> [RECORDS FOR PROCESSING]:
——
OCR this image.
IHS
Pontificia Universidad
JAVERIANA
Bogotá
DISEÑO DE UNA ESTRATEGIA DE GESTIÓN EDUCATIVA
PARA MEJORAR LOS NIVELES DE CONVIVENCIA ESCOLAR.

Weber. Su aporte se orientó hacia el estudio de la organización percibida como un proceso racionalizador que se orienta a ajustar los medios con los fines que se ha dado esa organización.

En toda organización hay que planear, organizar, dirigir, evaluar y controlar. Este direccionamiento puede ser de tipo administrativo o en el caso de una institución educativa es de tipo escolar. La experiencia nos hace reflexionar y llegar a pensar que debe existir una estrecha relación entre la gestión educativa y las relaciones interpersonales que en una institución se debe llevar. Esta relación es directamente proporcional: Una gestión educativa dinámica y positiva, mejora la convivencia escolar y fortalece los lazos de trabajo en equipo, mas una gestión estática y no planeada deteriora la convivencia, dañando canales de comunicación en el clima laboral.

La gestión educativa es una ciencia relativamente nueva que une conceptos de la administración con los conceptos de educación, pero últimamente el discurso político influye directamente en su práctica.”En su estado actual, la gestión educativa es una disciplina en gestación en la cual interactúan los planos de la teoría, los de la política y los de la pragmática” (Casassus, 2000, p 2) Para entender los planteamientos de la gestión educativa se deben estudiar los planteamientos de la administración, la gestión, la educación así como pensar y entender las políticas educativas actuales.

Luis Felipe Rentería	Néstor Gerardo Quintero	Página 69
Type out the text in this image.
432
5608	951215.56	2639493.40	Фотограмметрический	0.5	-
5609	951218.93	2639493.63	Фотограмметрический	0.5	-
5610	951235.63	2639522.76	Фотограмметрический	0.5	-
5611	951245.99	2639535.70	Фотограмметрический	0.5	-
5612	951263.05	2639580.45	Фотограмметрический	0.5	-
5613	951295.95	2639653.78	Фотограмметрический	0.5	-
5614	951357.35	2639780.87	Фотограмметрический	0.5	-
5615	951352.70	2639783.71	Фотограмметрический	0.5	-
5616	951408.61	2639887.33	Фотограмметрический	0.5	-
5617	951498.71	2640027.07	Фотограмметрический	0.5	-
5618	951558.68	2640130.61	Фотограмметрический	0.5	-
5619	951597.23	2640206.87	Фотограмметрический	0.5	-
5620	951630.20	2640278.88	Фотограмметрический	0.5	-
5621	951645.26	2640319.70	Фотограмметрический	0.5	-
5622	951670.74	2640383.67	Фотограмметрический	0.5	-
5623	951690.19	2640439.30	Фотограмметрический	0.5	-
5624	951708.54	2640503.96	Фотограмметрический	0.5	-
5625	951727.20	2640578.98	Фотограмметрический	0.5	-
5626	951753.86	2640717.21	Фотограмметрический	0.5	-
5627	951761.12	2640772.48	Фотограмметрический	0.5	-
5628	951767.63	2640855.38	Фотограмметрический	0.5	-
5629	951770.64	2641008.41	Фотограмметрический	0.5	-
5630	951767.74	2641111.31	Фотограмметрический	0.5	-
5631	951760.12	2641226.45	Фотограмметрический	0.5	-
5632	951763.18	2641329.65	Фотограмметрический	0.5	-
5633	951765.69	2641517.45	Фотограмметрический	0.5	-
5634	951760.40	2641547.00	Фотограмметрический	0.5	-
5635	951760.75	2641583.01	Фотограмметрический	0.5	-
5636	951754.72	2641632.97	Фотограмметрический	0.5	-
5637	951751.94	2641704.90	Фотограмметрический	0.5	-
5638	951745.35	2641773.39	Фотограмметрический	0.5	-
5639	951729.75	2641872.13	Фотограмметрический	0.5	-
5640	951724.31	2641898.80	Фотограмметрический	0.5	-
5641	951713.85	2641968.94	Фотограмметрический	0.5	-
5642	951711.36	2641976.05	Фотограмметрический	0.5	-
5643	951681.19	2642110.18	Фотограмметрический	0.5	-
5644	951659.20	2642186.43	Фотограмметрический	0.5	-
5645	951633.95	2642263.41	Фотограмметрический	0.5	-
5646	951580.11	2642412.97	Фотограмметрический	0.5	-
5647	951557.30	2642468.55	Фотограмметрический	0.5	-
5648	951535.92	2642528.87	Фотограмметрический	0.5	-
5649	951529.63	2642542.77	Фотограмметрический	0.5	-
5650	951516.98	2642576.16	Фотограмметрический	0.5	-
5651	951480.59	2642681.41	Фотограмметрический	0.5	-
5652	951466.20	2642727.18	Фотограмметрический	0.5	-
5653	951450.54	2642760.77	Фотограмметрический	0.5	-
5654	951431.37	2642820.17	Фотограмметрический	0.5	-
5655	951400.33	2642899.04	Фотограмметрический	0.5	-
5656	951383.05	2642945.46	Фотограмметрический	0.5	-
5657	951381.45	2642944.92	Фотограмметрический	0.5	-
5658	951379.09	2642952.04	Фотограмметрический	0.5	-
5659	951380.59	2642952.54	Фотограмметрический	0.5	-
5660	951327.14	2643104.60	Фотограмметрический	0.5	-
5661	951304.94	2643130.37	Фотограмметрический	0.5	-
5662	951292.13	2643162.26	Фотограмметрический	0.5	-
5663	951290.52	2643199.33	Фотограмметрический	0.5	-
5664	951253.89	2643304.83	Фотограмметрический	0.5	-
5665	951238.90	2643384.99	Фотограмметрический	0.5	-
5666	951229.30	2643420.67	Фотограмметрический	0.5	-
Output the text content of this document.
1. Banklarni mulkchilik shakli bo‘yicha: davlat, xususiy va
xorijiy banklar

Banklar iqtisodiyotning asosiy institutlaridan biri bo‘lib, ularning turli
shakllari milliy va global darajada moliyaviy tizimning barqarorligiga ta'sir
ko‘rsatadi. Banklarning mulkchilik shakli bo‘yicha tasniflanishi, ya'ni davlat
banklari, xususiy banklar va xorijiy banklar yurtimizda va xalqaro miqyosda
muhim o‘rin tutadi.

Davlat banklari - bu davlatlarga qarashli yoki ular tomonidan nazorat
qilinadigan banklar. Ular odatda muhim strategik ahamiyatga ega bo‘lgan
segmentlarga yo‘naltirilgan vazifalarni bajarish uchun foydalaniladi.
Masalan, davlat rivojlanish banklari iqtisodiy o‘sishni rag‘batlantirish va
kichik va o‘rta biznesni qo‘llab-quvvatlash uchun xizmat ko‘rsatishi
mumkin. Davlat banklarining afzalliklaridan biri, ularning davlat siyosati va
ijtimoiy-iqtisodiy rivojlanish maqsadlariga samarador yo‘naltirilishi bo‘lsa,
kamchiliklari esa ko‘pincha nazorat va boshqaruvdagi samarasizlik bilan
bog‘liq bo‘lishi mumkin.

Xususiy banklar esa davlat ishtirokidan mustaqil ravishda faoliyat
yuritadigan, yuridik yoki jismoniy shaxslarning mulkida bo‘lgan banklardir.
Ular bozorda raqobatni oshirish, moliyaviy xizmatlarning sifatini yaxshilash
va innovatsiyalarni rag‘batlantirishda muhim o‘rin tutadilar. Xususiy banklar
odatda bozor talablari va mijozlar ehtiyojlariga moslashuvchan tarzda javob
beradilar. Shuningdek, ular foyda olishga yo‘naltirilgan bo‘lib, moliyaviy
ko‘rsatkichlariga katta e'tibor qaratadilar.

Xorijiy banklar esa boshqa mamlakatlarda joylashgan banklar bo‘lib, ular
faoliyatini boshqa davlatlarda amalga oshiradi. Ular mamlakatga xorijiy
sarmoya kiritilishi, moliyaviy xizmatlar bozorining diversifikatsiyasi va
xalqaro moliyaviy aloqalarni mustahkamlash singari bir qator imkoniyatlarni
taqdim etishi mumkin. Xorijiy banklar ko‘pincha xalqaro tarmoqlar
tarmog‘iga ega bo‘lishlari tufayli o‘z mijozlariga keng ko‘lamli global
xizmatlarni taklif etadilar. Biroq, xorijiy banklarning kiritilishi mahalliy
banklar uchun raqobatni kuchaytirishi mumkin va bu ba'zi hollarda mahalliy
——
> [EXERCISE GOAL]: Filter the listing for the word "mahalliy" and copy every line that holds it.

> [THE RESULT]:
xizmatlarni taklif etadilar. Biroq, xorijiy banklarning kiritilishi mahalliy
banklar uchun raqobatni kuchaytirishi mumkin va bu ba'zi hollarda mahalliy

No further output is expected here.